--- The exercise ---
Please count the lines in the listing below where the word "Report" appears. Give the number only.

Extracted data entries
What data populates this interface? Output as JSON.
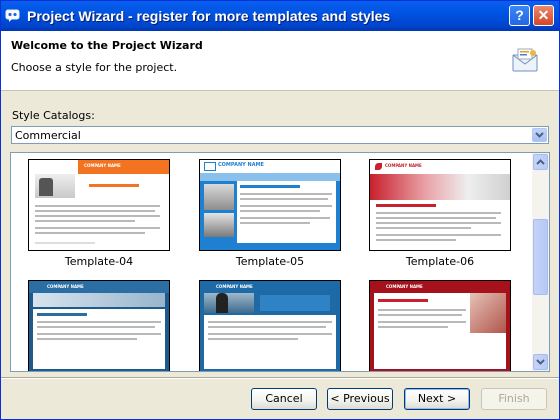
{
  "window": {
    "title": "Project Wizard - register for more templates and styles",
    "help_label": "?",
    "close_label": "✕"
  },
  "header": {
    "title": "Welcome to the Project Wizard",
    "subtitle": "Choose a style for the project."
  },
  "catalog": {
    "label": "Style Catalogs:",
    "selected": "Commercial"
  },
  "templates": [
    {
      "label": "Template-04",
      "logo": "COMPANY NAME",
      "accent": "#f37321"
    },
    {
      "label": "Template-05",
      "logo": "COMPANY NAME",
      "accent": "#1f7fd1"
    },
    {
      "label": "Template-06",
      "logo": "COMPANY NAME",
      "accent": "#c8202d"
    },
    {
      "label": "",
      "logo": "COMPANY NAME",
      "accent": "#1e5a8c"
    },
    {
      "label": "",
      "logo": "COMPANY NAME",
      "accent": "#1d6aa6"
    },
    {
      "label": "",
      "logo": "COMPANY NAME",
      "accent": "#a5121b"
    }
  ],
  "buttons": {
    "cancel": "Cancel",
    "previous": "< Previous",
    "next": "Next >",
    "finish": "Finish"
  }
}
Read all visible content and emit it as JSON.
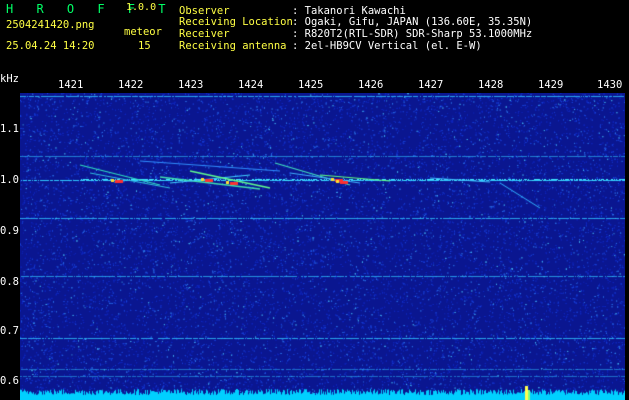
{
  "header": {
    "app_name": "H R O F F T",
    "app_version": "1.0.0",
    "filename": "2504241420.png",
    "datetime": "25.04.24 14:20",
    "meteor_label": "meteor",
    "meteor_count": "15",
    "fields": [
      {
        "label": "Observer",
        "value": ": Takanori Kawachi"
      },
      {
        "label": "Receiving Location",
        "value": ": Ogaki, Gifu, JAPAN (136.60E, 35.35N)"
      },
      {
        "label": "Receiver",
        "value": ": R820T2(RTL-SDR) SDR-Sharp 53.1000MHz"
      },
      {
        "label": "Receiving antenna",
        "value": ": 2el-HB9CV Vertical (el. E-W)"
      }
    ]
  },
  "spectrogram": {
    "y_unit": "kHz",
    "y_ticks": [
      "1.1",
      "1.0",
      "0.9",
      "0.8",
      "0.7",
      "0.6"
    ],
    "x_ticks": [
      "1421",
      "1422",
      "1423",
      "1424",
      "1425",
      "1426",
      "1427",
      "1428",
      "1429",
      "1430"
    ]
  },
  "colors": {
    "background": "#000000",
    "noise_base": "#0b1aa0",
    "carrier": "#00e0ff",
    "meteor_hot": "#ff3030",
    "bottom_band": "#00d8ff",
    "title_green": "#00ff66",
    "header_yellow": "#ffff44"
  }
}
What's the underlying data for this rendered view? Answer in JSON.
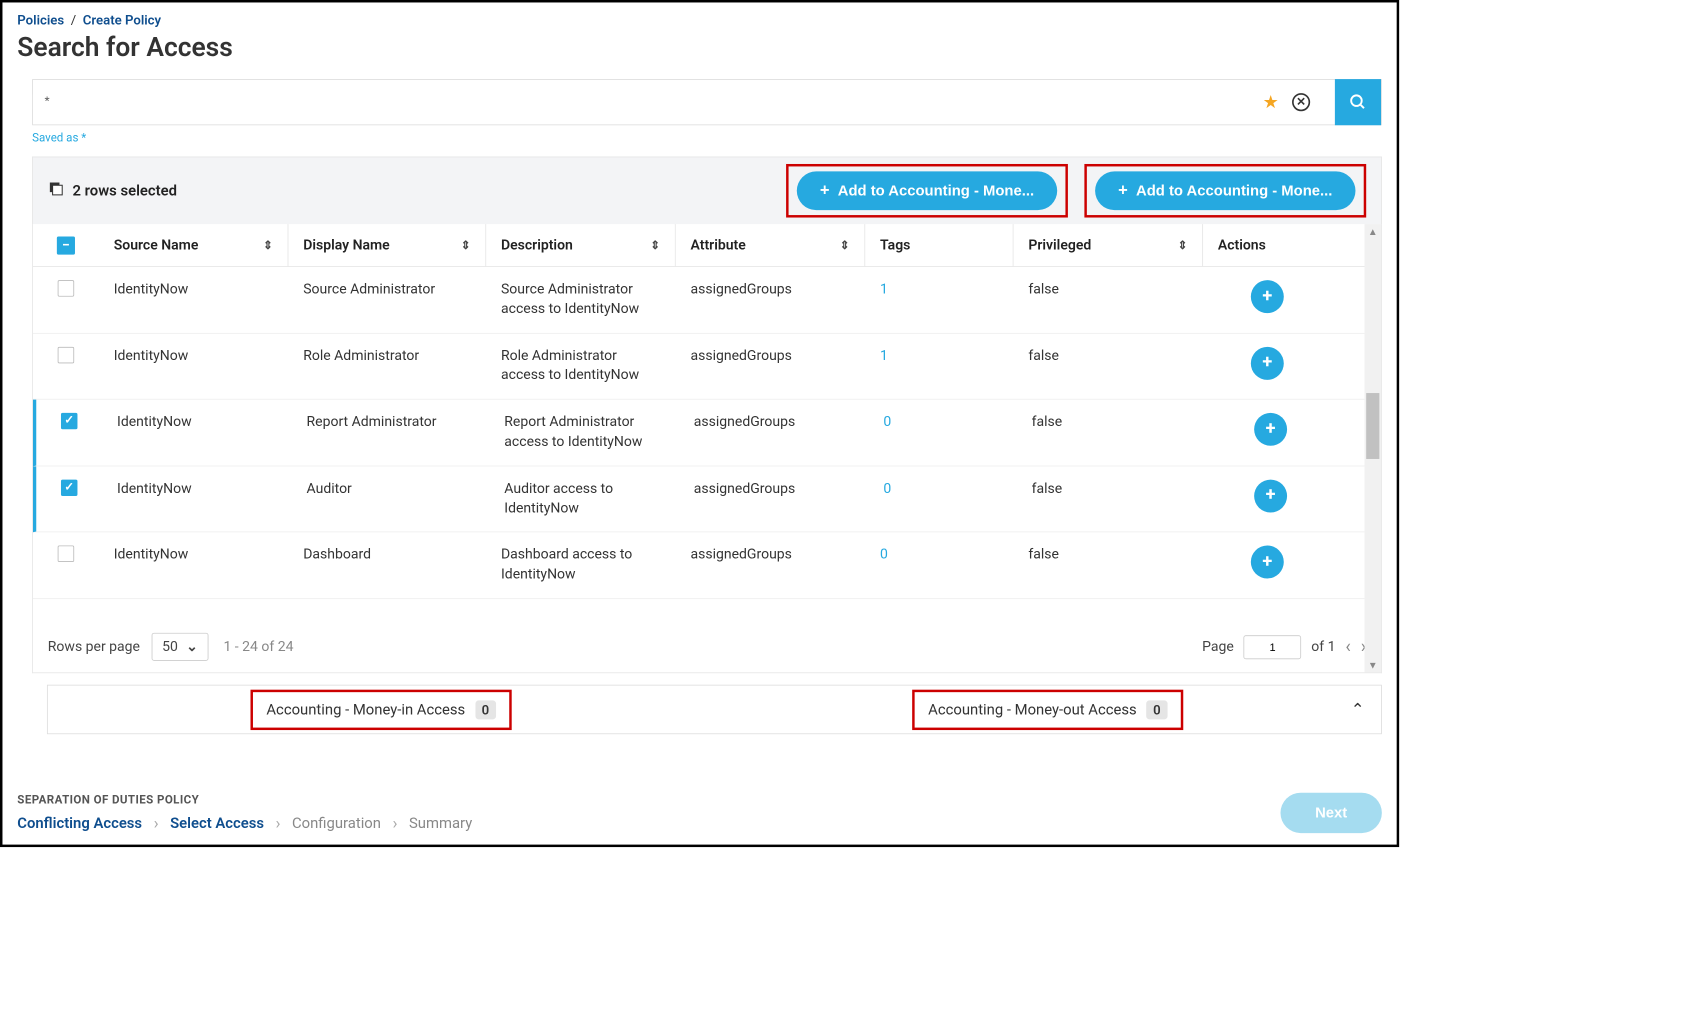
{
  "breadcrumb": {
    "parent": "Policies",
    "current": "Create Policy"
  },
  "page_title": "Search for Access",
  "search": {
    "value": "*",
    "saved_label": "Saved as *"
  },
  "toolbar": {
    "rows_selected": "2 rows selected",
    "add_btn1": "Add to Accounting - Mone...",
    "add_btn2": "Add to Accounting - Mone..."
  },
  "columns": {
    "source": "Source Name",
    "display": "Display Name",
    "desc": "Description",
    "attr": "Attribute",
    "tags": "Tags",
    "priv": "Privileged",
    "actions": "Actions"
  },
  "rows": [
    {
      "selected": false,
      "source": "IdentityNow",
      "display": "Source Administrator",
      "desc": "Source Administrator access to IdentityNow",
      "attr": "assignedGroups",
      "tags": "1",
      "priv": "false"
    },
    {
      "selected": false,
      "source": "IdentityNow",
      "display": "Role Administrator",
      "desc": "Role Administrator access to IdentityNow",
      "attr": "assignedGroups",
      "tags": "1",
      "priv": "false"
    },
    {
      "selected": true,
      "source": "IdentityNow",
      "display": "Report Administrator",
      "desc": "Report Administrator access to IdentityNow",
      "attr": "assignedGroups",
      "tags": "0",
      "priv": "false"
    },
    {
      "selected": true,
      "source": "IdentityNow",
      "display": "Auditor",
      "desc": "Auditor access to IdentityNow",
      "attr": "assignedGroups",
      "tags": "0",
      "priv": "false"
    },
    {
      "selected": false,
      "source": "IdentityNow",
      "display": "Dashboard",
      "desc": "Dashboard access to IdentityNow",
      "attr": "assignedGroups",
      "tags": "0",
      "priv": "false"
    }
  ],
  "pagination": {
    "rpp_label": "Rows per page",
    "rpp_value": "50",
    "range": "1 - 24 of 24",
    "page_label": "Page",
    "page_value": "1",
    "of_label": "of 1"
  },
  "summary": {
    "left_label": "Accounting - Money-in Access",
    "left_count": "0",
    "right_label": "Accounting - Money-out Access",
    "right_count": "0"
  },
  "footer": {
    "sod_label": "SEPARATION OF DUTIES POLICY",
    "steps": [
      "Conflicting Access",
      "Select Access",
      "Configuration",
      "Summary"
    ],
    "next": "Next"
  }
}
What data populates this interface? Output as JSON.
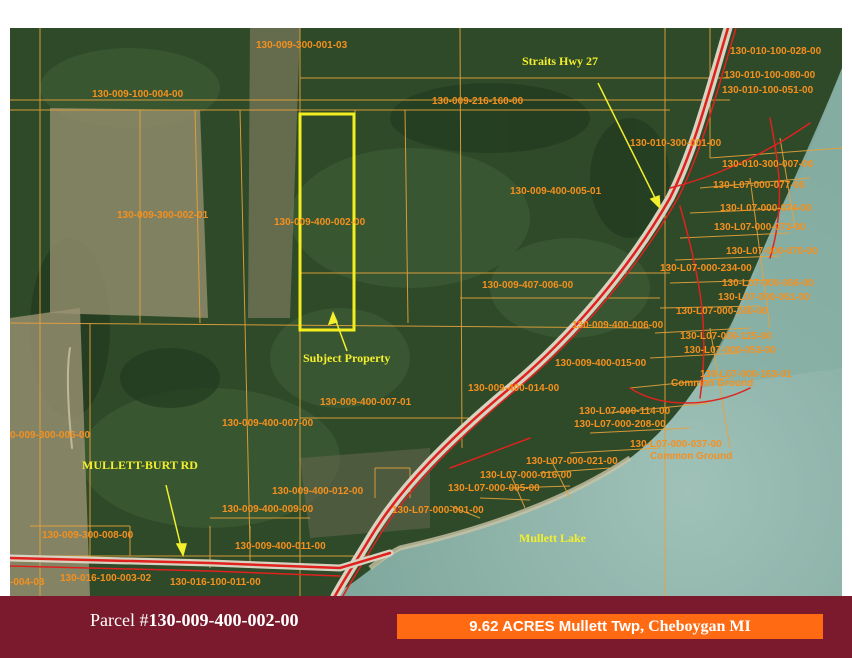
{
  "map": {
    "parcels": [
      {
        "id": "p1",
        "text": "130-009-300-001-03"
      },
      {
        "id": "p2",
        "text": "130-009-100-004-00"
      },
      {
        "id": "p3",
        "text": "130-009-216-160-00"
      },
      {
        "id": "p4",
        "text": "130-009-300-002-01"
      },
      {
        "id": "p5",
        "text": "130-009-400-002-00"
      },
      {
        "id": "p6",
        "text": "130-009-400-005-01"
      },
      {
        "id": "p7",
        "text": "130-009-407-006-00"
      },
      {
        "id": "p8",
        "text": "130-009-400-006-00"
      },
      {
        "id": "p9",
        "text": "130-009-400-015-00"
      },
      {
        "id": "p10",
        "text": "130-009-400-014-00"
      },
      {
        "id": "p11",
        "text": "130-009-400-007-01"
      },
      {
        "id": "p12",
        "text": "130-009-400-007-00"
      },
      {
        "id": "p13",
        "text": "0-009-300-006-00"
      },
      {
        "id": "p14",
        "text": "130-009-400-012-00"
      },
      {
        "id": "p15",
        "text": "130-009-400-009-00"
      },
      {
        "id": "p16",
        "text": "130-009-400-011-00"
      },
      {
        "id": "p17",
        "text": "130-009-300-008-00"
      },
      {
        "id": "p18",
        "text": "130-016-100-003-02"
      },
      {
        "id": "p19",
        "text": "130-016-100-011-00"
      },
      {
        "id": "p20",
        "text": "-004-03"
      },
      {
        "id": "p21",
        "text": "130-010-100-028-00"
      },
      {
        "id": "p22",
        "text": "130-010-100-080-00"
      },
      {
        "id": "p23",
        "text": "130-010-100-051-00"
      },
      {
        "id": "p24",
        "text": "130-010-300-001-00"
      },
      {
        "id": "p25",
        "text": "130-010-300-007-00"
      },
      {
        "id": "p26",
        "text": "130-L07-000-077-00"
      },
      {
        "id": "p27",
        "text": "130-L07-000-074-00"
      },
      {
        "id": "p28",
        "text": "130-L07-000-073-00"
      },
      {
        "id": "p29",
        "text": "130-L07-000-070-00"
      },
      {
        "id": "p30",
        "text": "130-L07-000-234-00"
      },
      {
        "id": "p31",
        "text": "130-L07-000-066-00"
      },
      {
        "id": "p32",
        "text": "130-L07-000-061-00"
      },
      {
        "id": "p33",
        "text": "130-L07-000-240-00"
      },
      {
        "id": "p34",
        "text": "130-L07-000-125-00"
      },
      {
        "id": "p35",
        "text": "130-L07-000-053-00"
      },
      {
        "id": "p36",
        "text": "130-L07-000-163-01"
      },
      {
        "id": "p37",
        "text": "130-L07-000-114-00"
      },
      {
        "id": "p38",
        "text": "130-L07-000-208-00"
      },
      {
        "id": "p39",
        "text": "130-L07-000-037-00"
      },
      {
        "id": "p40",
        "text": "130-L07-000-021-00"
      },
      {
        "id": "p41",
        "text": "130-L07-000-016-00"
      },
      {
        "id": "p42",
        "text": "130-L07-000-005-00"
      },
      {
        "id": "p43",
        "text": "130-L07-000-001-00"
      }
    ],
    "common_grounds": [
      "Common Ground",
      "Common Ground"
    ],
    "road_hwy_label": "Straits Hwy 27",
    "road_local_label": "MULLETT-BURT RD",
    "subject_label": "Subject Property",
    "lake_label": "Mullett Lake"
  },
  "footer": {
    "parcel_prefix": "Parcel #",
    "parcel_number": "130-009-400-002-00",
    "acreage_main": "9.62 ACRES Mullett Twp",
    "acreage_tail": ", Cheboygan MI"
  },
  "colors": {
    "parcel_line": "#e8a23a",
    "road": "#e0221f",
    "subject_outline": "#f4ee1e",
    "footer_bg": "#7a1a2c",
    "banner_bg": "#ff6a12"
  }
}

--- Solution to the exercise ---
2